Structured figure records:
================

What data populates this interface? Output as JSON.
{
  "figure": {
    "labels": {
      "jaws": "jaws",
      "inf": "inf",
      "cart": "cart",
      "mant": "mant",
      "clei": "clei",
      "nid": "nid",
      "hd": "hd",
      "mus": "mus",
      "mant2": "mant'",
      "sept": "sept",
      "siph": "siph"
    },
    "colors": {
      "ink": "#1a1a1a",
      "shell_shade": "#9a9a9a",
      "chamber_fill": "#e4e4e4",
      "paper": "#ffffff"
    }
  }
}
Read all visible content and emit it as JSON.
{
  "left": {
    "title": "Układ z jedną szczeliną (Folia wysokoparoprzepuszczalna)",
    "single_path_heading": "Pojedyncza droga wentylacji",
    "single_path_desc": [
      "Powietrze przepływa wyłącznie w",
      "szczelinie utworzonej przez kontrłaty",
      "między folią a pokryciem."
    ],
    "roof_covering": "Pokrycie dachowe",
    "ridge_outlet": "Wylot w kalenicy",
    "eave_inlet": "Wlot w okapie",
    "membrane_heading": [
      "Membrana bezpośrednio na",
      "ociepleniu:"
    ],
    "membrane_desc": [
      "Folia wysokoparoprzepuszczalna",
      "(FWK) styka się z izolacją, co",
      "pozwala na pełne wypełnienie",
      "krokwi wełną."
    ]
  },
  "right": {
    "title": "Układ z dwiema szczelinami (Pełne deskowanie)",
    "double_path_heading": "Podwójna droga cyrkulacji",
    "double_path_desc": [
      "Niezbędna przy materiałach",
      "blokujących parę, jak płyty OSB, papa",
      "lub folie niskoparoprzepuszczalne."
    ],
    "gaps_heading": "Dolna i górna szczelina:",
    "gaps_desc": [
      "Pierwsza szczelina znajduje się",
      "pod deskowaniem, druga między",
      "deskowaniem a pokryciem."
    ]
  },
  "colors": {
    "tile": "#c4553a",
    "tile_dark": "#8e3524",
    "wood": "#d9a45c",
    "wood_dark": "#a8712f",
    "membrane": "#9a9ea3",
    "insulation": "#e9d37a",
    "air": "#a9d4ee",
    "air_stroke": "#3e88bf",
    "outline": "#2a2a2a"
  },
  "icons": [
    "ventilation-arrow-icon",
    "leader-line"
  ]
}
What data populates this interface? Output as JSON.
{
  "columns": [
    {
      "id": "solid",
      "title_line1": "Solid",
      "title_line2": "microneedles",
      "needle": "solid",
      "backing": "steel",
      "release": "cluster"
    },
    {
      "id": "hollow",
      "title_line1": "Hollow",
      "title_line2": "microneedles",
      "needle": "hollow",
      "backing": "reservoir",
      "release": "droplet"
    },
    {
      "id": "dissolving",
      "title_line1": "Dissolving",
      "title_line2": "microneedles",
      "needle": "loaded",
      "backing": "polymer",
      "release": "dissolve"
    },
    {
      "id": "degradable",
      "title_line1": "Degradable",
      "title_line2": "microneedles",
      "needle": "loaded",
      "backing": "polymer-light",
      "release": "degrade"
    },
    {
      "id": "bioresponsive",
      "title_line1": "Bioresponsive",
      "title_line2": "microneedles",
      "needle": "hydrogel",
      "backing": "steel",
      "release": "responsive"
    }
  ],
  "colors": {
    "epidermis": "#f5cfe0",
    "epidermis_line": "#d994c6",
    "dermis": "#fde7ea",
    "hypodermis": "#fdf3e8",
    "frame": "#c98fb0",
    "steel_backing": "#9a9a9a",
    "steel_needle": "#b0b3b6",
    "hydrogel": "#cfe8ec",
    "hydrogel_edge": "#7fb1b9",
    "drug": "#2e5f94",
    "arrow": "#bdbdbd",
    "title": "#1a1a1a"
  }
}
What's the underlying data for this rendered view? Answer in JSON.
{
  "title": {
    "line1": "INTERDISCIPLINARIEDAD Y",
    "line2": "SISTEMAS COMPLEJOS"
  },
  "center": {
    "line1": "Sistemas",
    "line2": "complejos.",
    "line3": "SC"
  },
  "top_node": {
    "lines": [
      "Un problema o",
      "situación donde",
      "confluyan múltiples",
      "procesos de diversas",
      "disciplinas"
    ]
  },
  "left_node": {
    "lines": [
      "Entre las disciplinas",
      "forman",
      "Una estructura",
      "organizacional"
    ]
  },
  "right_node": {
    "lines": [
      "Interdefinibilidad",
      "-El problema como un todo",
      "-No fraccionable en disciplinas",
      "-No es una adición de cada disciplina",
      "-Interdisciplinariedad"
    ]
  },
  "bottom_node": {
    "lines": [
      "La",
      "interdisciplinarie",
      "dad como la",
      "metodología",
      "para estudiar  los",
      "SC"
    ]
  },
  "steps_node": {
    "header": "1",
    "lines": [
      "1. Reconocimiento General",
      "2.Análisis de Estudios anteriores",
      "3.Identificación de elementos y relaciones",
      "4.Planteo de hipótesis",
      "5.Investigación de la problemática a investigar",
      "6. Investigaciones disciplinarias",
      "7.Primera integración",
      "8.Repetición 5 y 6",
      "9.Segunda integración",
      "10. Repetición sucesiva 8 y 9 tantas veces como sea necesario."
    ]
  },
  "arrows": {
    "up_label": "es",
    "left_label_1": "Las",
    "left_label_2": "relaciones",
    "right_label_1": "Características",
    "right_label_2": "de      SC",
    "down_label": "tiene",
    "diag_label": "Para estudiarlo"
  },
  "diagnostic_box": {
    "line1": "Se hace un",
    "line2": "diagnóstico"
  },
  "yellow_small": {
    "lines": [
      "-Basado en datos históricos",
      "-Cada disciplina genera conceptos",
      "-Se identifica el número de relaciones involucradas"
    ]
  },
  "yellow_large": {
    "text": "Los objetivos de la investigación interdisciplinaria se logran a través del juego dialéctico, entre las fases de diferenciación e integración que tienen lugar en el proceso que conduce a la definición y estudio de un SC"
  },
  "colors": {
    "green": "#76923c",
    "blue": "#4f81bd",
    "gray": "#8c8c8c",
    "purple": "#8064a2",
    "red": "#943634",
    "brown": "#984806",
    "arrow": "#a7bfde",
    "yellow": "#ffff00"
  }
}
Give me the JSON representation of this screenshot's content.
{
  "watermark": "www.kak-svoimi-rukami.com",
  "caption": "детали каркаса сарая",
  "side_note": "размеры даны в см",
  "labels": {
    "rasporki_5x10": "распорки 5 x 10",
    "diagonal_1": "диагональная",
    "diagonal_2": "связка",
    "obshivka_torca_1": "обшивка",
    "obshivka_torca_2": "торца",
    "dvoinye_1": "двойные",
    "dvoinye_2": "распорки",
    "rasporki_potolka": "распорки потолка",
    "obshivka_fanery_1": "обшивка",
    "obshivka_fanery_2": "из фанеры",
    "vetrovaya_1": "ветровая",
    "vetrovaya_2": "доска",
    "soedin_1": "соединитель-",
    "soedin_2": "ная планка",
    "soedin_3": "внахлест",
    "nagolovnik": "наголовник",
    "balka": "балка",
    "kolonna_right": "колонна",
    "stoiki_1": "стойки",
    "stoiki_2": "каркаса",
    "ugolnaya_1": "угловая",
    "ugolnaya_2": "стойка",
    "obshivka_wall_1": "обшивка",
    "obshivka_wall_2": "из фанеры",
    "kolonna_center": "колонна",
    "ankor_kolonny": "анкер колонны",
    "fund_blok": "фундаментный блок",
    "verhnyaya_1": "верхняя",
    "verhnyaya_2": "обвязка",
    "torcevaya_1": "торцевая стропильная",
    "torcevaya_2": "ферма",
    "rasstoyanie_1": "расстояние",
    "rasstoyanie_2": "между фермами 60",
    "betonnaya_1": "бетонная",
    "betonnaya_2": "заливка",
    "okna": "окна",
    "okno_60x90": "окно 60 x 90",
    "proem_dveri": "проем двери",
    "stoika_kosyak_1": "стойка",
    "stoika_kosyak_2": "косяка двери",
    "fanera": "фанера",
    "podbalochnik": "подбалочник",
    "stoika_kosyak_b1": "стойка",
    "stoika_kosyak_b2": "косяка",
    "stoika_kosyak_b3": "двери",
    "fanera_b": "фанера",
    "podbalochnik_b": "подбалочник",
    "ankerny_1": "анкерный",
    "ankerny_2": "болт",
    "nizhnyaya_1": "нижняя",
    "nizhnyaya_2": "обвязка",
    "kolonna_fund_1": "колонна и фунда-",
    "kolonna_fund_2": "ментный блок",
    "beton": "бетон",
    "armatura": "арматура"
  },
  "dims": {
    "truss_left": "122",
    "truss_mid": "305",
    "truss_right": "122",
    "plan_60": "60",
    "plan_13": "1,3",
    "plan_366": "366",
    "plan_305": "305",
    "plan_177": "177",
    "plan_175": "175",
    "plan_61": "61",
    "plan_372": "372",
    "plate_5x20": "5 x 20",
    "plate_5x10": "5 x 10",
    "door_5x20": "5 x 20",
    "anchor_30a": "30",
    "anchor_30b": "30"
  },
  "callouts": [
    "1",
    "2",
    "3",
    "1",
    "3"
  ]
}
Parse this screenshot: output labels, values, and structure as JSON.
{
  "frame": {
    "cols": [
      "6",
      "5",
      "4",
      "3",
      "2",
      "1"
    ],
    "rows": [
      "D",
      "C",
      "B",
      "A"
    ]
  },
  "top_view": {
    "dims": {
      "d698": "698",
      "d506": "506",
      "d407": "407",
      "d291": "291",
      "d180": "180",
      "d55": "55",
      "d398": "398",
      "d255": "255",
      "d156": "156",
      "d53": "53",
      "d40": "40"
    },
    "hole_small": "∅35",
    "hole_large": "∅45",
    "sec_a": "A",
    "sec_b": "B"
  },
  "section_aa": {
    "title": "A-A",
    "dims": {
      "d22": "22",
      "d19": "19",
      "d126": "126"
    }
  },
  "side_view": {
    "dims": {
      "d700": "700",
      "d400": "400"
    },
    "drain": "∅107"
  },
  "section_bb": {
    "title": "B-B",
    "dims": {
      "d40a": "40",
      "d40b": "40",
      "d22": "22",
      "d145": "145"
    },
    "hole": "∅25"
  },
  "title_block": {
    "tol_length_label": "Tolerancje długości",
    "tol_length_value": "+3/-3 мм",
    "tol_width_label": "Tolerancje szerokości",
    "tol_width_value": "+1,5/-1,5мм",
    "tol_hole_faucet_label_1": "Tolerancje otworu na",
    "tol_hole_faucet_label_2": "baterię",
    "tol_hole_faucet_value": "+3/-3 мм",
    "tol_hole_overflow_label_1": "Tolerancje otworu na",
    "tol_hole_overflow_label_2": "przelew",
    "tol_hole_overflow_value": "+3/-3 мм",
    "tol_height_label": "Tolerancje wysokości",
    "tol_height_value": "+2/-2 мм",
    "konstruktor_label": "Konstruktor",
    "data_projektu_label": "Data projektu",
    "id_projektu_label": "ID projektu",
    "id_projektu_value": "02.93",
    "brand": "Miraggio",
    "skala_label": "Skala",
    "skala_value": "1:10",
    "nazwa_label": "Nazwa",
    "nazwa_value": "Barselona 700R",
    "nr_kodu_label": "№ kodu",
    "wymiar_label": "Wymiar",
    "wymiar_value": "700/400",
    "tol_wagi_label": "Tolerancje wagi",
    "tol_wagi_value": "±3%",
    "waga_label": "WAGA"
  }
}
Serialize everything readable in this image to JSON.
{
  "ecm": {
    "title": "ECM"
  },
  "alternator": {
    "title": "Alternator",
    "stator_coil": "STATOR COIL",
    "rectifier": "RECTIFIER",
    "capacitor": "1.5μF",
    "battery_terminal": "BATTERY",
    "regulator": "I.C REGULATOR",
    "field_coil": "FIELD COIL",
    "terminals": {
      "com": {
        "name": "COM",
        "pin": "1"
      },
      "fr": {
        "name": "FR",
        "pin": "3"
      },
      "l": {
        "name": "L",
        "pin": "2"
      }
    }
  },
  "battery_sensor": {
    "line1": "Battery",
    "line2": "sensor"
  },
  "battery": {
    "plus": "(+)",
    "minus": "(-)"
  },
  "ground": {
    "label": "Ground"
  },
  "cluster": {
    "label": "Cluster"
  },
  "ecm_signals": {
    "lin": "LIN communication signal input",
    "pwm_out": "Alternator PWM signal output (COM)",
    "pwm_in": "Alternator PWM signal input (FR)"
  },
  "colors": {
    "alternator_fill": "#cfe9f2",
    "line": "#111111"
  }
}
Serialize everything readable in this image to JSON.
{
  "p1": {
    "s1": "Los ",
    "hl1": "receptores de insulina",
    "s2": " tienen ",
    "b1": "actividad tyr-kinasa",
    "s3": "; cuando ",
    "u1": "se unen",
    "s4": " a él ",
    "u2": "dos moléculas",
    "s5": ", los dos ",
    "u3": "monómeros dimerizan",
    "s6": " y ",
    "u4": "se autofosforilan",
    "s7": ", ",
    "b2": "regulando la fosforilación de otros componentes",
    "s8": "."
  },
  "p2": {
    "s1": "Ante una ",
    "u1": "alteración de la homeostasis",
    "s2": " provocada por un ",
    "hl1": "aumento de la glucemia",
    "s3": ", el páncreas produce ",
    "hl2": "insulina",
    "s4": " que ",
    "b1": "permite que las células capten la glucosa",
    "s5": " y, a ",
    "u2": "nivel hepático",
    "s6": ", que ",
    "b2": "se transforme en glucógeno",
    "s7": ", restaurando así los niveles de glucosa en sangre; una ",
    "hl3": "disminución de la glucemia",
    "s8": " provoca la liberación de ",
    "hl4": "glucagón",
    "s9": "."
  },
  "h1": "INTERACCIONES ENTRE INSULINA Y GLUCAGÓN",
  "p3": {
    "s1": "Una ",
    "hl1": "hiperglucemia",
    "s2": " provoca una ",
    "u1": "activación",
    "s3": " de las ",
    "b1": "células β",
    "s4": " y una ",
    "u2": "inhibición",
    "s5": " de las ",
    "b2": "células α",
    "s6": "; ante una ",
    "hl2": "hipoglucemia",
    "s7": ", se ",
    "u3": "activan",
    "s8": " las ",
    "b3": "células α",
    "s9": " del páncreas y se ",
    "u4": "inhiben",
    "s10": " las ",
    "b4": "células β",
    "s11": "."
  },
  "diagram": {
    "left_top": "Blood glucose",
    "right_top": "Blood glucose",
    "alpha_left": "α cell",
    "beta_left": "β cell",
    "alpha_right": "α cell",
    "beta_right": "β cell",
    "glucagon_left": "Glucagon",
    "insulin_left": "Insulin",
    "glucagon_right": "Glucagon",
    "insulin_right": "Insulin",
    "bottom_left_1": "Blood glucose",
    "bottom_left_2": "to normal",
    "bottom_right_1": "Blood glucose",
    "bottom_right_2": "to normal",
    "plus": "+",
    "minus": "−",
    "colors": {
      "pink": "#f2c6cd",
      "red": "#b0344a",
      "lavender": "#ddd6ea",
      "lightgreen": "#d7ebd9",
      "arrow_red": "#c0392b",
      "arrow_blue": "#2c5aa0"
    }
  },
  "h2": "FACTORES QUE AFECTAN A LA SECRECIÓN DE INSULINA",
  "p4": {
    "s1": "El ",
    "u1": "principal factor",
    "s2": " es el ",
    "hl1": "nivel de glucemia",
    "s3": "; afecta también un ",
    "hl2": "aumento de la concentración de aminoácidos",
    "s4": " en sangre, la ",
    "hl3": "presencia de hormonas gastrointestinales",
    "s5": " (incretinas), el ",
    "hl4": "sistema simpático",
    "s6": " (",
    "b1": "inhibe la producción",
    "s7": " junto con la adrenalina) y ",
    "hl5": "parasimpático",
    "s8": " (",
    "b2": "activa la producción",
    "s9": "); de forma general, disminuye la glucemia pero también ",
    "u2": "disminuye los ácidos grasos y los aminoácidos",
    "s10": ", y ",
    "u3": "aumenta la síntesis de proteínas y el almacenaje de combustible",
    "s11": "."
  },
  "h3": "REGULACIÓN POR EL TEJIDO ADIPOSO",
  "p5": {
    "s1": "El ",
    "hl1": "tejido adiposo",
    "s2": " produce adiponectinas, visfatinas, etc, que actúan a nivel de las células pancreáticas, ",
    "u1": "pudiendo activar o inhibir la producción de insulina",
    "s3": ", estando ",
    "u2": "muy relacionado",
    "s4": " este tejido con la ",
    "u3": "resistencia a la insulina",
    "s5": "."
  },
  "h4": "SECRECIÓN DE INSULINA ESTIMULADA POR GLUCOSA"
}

================

WRITTEN REQUEST:
Scan the data for the word "disminuye" and copy every line where it shows up.

WORKED ANSWER:
    "s9": "); de forma general, disminuye la glucemia pero también ",
    "u2": "disminuye los ácidos grasos y los aminoácidos",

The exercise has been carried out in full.